**WHAT YOU WILL DO:** Copy each line with the word "SOLIDWORKS" in it.

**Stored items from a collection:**
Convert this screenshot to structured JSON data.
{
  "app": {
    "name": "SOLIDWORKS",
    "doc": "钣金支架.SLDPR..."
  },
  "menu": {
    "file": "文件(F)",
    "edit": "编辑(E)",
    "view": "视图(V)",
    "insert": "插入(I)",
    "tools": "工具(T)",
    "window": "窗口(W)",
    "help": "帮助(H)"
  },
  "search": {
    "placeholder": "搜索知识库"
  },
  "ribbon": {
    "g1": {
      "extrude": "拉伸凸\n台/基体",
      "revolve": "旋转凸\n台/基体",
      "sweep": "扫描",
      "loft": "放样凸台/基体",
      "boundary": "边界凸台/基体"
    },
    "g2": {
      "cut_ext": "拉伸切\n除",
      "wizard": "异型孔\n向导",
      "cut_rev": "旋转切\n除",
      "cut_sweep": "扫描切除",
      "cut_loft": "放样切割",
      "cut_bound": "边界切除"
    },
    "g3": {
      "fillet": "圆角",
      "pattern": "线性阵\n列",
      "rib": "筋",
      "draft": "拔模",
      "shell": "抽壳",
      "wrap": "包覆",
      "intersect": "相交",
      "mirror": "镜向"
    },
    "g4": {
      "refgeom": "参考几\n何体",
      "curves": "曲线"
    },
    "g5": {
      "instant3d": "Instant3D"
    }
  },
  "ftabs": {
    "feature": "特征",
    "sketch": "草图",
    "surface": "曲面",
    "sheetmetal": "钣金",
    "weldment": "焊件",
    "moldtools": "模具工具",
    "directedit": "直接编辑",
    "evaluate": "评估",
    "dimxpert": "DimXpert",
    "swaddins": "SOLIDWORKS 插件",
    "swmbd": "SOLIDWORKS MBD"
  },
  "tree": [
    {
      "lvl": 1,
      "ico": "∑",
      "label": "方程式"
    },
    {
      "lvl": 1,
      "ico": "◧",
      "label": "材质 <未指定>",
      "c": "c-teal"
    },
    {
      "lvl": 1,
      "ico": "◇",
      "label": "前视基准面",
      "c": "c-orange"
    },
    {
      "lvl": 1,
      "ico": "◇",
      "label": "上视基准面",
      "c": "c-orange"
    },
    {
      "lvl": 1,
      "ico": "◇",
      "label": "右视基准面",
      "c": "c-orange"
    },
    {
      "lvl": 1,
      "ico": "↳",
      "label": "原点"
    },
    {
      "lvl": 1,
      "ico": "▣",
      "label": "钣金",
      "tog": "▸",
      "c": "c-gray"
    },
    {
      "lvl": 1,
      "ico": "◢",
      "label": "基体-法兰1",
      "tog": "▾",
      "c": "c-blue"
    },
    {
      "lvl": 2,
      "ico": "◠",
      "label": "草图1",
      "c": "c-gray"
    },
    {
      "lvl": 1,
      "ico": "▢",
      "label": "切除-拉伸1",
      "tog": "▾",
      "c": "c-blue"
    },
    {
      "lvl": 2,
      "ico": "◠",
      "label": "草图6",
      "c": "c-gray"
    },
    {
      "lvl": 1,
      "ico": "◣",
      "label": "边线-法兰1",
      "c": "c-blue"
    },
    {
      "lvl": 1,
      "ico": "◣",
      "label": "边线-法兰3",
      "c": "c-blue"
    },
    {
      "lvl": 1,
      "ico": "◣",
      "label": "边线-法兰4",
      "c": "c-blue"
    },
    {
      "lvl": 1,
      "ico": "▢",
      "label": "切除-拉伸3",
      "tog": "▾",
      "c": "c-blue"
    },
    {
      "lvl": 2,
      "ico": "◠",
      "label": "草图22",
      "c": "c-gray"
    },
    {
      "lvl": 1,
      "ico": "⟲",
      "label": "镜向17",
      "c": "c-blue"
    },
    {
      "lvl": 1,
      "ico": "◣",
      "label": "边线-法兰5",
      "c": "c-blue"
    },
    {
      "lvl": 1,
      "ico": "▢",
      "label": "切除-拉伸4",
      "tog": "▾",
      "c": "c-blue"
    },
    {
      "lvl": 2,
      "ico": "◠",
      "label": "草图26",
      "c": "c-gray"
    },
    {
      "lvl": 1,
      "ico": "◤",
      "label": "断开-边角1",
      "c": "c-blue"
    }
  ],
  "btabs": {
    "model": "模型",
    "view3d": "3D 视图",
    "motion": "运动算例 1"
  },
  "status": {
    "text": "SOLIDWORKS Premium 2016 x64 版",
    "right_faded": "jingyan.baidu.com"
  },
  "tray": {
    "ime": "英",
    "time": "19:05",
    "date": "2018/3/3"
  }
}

**IN RESPONSE:**
    "name": "SOLIDWORKS",
    "swaddins": "SOLIDWORKS 插件",
    "swmbd": "SOLIDWORKS MBD"
    "text": "SOLIDWORKS Premium 2016 x64 版",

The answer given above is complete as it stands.